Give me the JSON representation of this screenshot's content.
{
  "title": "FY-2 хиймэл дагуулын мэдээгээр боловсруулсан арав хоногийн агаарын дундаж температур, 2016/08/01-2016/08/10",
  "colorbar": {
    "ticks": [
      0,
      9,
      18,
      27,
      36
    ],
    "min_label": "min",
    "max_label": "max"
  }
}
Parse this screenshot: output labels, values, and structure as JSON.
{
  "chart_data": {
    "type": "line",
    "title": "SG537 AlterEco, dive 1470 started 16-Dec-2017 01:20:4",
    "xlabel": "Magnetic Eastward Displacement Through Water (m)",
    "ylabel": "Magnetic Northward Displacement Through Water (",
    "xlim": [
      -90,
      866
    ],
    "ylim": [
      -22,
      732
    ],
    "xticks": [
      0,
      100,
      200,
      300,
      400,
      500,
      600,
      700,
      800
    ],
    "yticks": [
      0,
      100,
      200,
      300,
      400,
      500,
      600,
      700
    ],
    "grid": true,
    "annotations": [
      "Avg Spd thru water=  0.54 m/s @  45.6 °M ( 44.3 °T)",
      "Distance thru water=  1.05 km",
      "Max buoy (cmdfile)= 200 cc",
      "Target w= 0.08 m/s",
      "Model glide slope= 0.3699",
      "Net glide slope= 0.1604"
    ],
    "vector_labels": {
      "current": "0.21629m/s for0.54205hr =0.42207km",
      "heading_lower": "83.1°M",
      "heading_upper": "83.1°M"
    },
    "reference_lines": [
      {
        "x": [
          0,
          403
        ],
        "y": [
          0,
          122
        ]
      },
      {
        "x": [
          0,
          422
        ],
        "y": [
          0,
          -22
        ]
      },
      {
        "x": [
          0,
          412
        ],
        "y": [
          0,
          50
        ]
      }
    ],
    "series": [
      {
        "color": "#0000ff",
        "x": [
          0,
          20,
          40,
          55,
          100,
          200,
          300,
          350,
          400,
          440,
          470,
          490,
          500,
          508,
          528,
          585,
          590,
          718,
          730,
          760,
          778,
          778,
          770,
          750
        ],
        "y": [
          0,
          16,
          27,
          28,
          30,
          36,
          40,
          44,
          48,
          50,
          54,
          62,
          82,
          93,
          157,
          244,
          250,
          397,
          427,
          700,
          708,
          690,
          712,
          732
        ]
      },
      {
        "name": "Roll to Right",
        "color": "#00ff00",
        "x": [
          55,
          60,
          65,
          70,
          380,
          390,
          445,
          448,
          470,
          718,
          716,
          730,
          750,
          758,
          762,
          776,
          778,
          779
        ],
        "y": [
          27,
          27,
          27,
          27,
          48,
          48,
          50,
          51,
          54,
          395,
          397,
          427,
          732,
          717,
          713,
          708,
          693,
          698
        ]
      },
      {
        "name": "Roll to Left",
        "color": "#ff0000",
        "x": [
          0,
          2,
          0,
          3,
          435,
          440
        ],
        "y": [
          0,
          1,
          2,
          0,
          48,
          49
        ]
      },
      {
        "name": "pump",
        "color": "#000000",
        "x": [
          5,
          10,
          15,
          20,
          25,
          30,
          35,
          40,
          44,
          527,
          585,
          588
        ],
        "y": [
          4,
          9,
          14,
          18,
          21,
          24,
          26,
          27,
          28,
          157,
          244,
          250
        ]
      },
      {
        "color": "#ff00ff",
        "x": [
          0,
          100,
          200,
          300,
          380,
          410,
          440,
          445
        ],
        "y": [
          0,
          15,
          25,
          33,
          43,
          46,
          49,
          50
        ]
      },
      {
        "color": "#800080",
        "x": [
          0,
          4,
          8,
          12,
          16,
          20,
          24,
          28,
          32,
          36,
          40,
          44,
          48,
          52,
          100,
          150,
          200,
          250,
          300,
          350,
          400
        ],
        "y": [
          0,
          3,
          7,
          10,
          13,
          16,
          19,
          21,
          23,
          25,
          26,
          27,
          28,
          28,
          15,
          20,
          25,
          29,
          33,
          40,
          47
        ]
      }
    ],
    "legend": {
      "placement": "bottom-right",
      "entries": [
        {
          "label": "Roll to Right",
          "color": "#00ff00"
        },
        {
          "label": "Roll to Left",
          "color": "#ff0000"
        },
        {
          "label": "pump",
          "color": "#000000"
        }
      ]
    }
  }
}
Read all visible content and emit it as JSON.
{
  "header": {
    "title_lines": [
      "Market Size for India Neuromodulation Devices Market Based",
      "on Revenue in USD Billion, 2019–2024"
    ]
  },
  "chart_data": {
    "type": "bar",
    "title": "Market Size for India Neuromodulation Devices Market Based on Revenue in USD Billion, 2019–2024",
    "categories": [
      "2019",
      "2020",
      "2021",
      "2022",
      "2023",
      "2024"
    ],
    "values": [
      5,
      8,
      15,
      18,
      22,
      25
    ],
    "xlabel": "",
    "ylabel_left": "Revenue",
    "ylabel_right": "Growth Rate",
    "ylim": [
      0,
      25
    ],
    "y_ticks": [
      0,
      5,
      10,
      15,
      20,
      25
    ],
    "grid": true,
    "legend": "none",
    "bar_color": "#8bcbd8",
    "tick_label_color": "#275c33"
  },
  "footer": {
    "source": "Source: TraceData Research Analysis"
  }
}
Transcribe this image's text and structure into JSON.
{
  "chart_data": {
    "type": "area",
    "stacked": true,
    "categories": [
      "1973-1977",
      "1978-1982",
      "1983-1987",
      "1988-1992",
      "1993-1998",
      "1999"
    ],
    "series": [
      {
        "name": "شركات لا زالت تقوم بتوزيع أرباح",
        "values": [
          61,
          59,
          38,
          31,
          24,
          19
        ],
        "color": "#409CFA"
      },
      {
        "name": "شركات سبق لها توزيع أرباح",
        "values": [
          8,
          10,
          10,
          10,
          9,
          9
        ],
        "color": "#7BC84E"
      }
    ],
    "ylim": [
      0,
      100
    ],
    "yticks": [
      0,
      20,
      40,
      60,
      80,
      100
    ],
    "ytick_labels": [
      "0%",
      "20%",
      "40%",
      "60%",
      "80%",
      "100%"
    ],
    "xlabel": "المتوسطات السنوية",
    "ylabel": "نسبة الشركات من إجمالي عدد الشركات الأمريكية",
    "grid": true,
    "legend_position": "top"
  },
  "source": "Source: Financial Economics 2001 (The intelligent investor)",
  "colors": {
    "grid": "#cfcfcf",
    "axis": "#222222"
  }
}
━━━━━━━━━━
**What you are asked to do**
Search the lines above for the string "JSON", then show every one that has it.

**Solution**
Give me the JSON representation of this screenshot's content.
Parse this screenshot: output labels, values, and structure as JSON.
Read all visible content and emit it as JSON.
Transcribe this image's text and structure into JSON.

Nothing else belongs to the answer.